• Stated task: Reproduce all entries word for word.
>> begin
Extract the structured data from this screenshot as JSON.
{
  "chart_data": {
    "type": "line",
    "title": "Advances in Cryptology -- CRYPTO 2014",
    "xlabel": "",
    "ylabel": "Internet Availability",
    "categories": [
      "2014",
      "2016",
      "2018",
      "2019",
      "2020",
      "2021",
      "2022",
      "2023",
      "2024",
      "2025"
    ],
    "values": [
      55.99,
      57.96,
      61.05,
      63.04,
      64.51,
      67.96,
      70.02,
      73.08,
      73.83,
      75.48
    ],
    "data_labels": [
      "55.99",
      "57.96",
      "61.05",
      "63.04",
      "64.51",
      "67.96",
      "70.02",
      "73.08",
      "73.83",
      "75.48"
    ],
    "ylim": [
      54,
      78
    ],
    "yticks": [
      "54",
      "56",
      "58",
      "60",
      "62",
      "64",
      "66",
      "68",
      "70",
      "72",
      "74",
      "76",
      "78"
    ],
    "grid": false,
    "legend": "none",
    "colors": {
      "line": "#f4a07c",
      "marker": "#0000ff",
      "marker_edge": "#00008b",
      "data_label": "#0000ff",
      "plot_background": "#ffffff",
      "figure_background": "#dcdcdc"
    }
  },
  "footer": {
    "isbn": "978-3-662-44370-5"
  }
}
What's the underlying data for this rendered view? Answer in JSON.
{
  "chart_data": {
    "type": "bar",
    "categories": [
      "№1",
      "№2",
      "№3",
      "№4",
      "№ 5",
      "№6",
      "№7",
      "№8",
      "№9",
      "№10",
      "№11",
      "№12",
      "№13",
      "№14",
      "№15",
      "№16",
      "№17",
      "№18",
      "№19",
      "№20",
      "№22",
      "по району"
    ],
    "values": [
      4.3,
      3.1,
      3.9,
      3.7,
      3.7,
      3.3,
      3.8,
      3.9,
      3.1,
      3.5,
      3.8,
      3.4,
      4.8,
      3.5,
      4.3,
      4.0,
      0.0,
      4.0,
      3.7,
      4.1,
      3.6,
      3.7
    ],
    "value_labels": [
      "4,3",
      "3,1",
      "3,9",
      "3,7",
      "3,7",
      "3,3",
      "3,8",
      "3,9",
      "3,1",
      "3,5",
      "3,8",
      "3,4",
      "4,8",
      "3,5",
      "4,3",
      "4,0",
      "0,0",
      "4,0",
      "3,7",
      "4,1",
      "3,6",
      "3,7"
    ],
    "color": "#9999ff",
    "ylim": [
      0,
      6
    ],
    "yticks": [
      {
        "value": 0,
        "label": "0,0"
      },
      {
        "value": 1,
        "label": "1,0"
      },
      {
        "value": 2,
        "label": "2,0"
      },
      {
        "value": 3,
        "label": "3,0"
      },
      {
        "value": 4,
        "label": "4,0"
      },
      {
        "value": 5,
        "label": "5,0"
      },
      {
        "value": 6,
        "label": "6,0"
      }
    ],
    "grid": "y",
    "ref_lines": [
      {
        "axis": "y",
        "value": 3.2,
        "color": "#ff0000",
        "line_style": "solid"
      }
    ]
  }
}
>> end
• Output for this exercise:
Extract the structured data from this screenshot as JSON.
{
  "chart_data": {
    "type": "line",
    "title": "Advances in Cryptology -- CRYPTO 2014",
    "xlabel": "",
    "ylabel": "Internet Availability",
    "categories": [
      "2014",
      "2016",
      "2018",
      "2019",
      "2020",
      "2021",
      "2022",
      "2023",
      "2024",
      "2025"
    ],
    "values": [
      55.99,
      57.96,
      61.05,
      63.04,
      64.51,
      67.96,
      70.02,
      73.08,
      73.83,
      75.48
    ],
    "data_labels": [
      "55.99",
      "57.96",
      "61.05",
      "63.04",
      "64.51",
      "67.96",
      "70.02",
      "73.08",
      "73.83",
      "75.48"
    ],
    "ylim": [
      54,
      78
    ],
    "yticks": [
      "54",
      "56",
      "58",
      "60",
      "62",
      "64",
      "66",
      "68",
      "70",
      "72",
      "74",
      "76",
      "78"
    ],
    "grid": false,
    "legend": "none",
    "colors": {
      "line": "#f4a07c",
      "marker": "#0000ff",
      "marker_edge": "#00008b",
      "data_label": "#0000ff",
      "plot_background": "#ffffff",
      "figure_background": "#dcdcdc"
    }
  },
  "footer": {
    "isbn": "978-3-662-44370-5"
  }
}
What's the underlying data for this rendered view? Answer in JSON.
{
  "chart_data": {
    "type": "bar",
    "categories": [
      "№1",
      "№2",
      "№3",
      "№4",
      "№ 5",
      "№6",
      "№7",
      "№8",
      "№9",
      "№10",
      "№11",
      "№12",
      "№13",
      "№14",
      "№15",
      "№16",
      "№17",
      "№18",
      "№19",
      "№20",
      "№22",
      "по району"
    ],
    "values": [
      4.3,
      3.1,
      3.9,
      3.7,
      3.7,
      3.3,
      3.8,
      3.9,
      3.1,
      3.5,
      3.8,
      3.4,
      4.8,
      3.5,
      4.3,
      4.0,
      0.0,
      4.0,
      3.7,
      4.1,
      3.6,
      3.7
    ],
    "value_labels": [
      "4,3",
      "3,1",
      "3,9",
      "3,7",
      "3,7",
      "3,3",
      "3,8",
      "3,9",
      "3,1",
      "3,5",
      "3,8",
      "3,4",
      "4,8",
      "3,5",
      "4,3",
      "4,0",
      "0,0",
      "4,0",
      "3,7",
      "4,1",
      "3,6",
      "3,7"
    ],
    "color": "#9999ff",
    "ylim": [
      0,
      6
    ],
    "yticks": [
      {
        "value": 0,
        "label": "0,0"
      },
      {
        "value": 1,
        "label": "1,0"
      },
      {
        "value": 2,
        "label": "2,0"
      },
      {
        "value": 3,
        "label": "3,0"
      },
      {
        "value": 4,
        "label": "4,0"
      },
      {
        "value": 5,
        "label": "5,0"
      },
      {
        "value": 6,
        "label": "6,0"
      }
    ],
    "grid": "y",
    "ref_lines": [
      {
        "axis": "y",
        "value": 3.2,
        "color": "#ff0000",
        "line_style": "solid"
      }
    ]
  }
}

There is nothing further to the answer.